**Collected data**
+ + +

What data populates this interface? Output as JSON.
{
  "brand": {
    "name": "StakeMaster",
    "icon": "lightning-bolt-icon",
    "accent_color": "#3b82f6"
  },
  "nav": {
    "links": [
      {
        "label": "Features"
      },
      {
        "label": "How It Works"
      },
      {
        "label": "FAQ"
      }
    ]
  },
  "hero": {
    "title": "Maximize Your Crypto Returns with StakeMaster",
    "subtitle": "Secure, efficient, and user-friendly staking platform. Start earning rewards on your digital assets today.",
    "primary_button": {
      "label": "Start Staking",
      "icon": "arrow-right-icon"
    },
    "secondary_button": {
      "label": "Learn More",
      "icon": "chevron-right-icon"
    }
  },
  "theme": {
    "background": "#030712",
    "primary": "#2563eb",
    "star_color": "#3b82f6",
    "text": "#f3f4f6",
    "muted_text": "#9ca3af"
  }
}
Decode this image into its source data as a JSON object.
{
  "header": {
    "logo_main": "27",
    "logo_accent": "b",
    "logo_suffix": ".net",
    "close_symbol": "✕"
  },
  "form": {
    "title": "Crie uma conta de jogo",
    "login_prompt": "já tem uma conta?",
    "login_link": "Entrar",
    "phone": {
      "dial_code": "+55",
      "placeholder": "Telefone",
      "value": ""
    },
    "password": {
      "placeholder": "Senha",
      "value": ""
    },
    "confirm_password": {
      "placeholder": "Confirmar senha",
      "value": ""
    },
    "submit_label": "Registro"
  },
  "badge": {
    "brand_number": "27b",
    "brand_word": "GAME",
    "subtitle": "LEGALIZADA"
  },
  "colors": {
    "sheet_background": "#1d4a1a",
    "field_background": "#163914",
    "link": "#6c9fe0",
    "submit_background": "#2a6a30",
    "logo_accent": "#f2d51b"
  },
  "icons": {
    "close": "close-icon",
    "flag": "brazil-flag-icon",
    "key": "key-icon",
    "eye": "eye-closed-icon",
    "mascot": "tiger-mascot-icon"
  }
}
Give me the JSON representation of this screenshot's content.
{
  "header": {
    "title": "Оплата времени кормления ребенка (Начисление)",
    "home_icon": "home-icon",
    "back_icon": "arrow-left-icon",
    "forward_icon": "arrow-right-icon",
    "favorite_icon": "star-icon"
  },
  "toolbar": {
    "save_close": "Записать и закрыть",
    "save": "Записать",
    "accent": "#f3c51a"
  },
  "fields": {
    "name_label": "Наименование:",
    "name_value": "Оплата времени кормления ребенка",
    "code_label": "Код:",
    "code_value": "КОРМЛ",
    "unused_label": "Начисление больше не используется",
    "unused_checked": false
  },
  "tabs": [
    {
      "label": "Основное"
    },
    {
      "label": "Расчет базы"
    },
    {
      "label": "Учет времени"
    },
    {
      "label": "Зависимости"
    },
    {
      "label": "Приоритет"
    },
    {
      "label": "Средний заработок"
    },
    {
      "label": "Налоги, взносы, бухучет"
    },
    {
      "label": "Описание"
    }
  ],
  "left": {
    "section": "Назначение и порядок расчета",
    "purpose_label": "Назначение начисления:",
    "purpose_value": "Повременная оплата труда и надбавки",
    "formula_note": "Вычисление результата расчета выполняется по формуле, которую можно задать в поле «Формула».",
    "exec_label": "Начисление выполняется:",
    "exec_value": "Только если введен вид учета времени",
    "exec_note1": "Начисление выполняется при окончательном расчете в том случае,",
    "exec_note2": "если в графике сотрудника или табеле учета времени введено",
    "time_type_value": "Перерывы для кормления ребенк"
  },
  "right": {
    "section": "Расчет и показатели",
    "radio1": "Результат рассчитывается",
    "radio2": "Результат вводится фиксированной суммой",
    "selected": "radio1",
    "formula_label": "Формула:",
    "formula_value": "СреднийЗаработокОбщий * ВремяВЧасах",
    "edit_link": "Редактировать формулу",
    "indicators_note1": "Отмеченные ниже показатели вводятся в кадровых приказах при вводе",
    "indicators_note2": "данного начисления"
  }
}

+ + +

**THE TASK**
Repeat every line of the data, exactly and in full.

**TASK OUTPUT**
What data populates this interface? Output as JSON.
{
  "brand": {
    "name": "StakeMaster",
    "icon": "lightning-bolt-icon",
    "accent_color": "#3b82f6"
  },
  "nav": {
    "links": [
      {
        "label": "Features"
      },
      {
        "label": "How It Works"
      },
      {
        "label": "FAQ"
      }
    ]
  },
  "hero": {
    "title": "Maximize Your Crypto Returns with StakeMaster",
    "subtitle": "Secure, efficient, and user-friendly staking platform. Start earning rewards on your digital assets today.",
    "primary_button": {
      "label": "Start Staking",
      "icon": "arrow-right-icon"
    },
    "secondary_button": {
      "label": "Learn More",
      "icon": "chevron-right-icon"
    }
  },
  "theme": {
    "background": "#030712",
    "primary": "#2563eb",
    "star_color": "#3b82f6",
    "text": "#f3f4f6",
    "muted_text": "#9ca3af"
  }
}
Decode this image into its source data as a JSON object.
{
  "header": {
    "logo_main": "27",
    "logo_accent": "b",
    "logo_suffix": ".net",
    "close_symbol": "✕"
  },
  "form": {
    "title": "Crie uma conta de jogo",
    "login_prompt": "já tem uma conta?",
    "login_link": "Entrar",
    "phone": {
      "dial_code": "+55",
      "placeholder": "Telefone",
      "value": ""
    },
    "password": {
      "placeholder": "Senha",
      "value": ""
    },
    "confirm_password": {
      "placeholder": "Confirmar senha",
      "value": ""
    },
    "submit_label": "Registro"
  },
  "badge": {
    "brand_number": "27b",
    "brand_word": "GAME",
    "subtitle": "LEGALIZADA"
  },
  "colors": {
    "sheet_background": "#1d4a1a",
    "field_background": "#163914",
    "link": "#6c9fe0",
    "submit_background": "#2a6a30",
    "logo_accent": "#f2d51b"
  },
  "icons": {
    "close": "close-icon",
    "flag": "brazil-flag-icon",
    "key": "key-icon",
    "eye": "eye-closed-icon",
    "mascot": "tiger-mascot-icon"
  }
}
Give me the JSON representation of this screenshot's content.
{
  "header": {
    "title": "Оплата времени кормления ребенка (Начисление)",
    "home_icon": "home-icon",
    "back_icon": "arrow-left-icon",
    "forward_icon": "arrow-right-icon",
    "favorite_icon": "star-icon"
  },
  "toolbar": {
    "save_close": "Записать и закрыть",
    "save": "Записать",
    "accent": "#f3c51a"
  },
  "fields": {
    "name_label": "Наименование:",
    "name_value": "Оплата времени кормления ребенка",
    "code_label": "Код:",
    "code_value": "КОРМЛ",
    "unused_label": "Начисление больше не используется",
    "unused_checked": false
  },
  "tabs": [
    {
      "label": "Основное"
    },
    {
      "label": "Расчет базы"
    },
    {
      "label": "Учет времени"
    },
    {
      "label": "Зависимости"
    },
    {
      "label": "Приоритет"
    },
    {
      "label": "Средний заработок"
    },
    {
      "label": "Налоги, взносы, бухучет"
    },
    {
      "label": "Описание"
    }
  ],
  "left": {
    "section": "Назначение и порядок расчета",
    "purpose_label": "Назначение начисления:",
    "purpose_value": "Повременная оплата труда и надбавки",
    "formula_note": "Вычисление результата расчета выполняется по формуле, которую можно задать в поле «Формула».",
    "exec_label": "Начисление выполняется:",
    "exec_value": "Только если введен вид учета времени",
    "exec_note1": "Начисление выполняется при окончательном расчете в том случае,",
    "exec_note2": "если в графике сотрудника или табеле учета времени введено",
    "time_type_value": "Перерывы для кормления ребенк"
  },
  "right": {
    "section": "Расчет и показатели",
    "radio1": "Результат рассчитывается",
    "radio2": "Результат вводится фиксированной суммой",
    "selected": "radio1",
    "formula_label": "Формула:",
    "formula_value": "СреднийЗаработокОбщий * ВремяВЧасах",
    "edit_link": "Редактировать формулу",
    "indicators_note1": "Отмеченные ниже показатели вводятся в кадровых приказах при вводе",
    "indicators_note2": "данного начисления"
  }
}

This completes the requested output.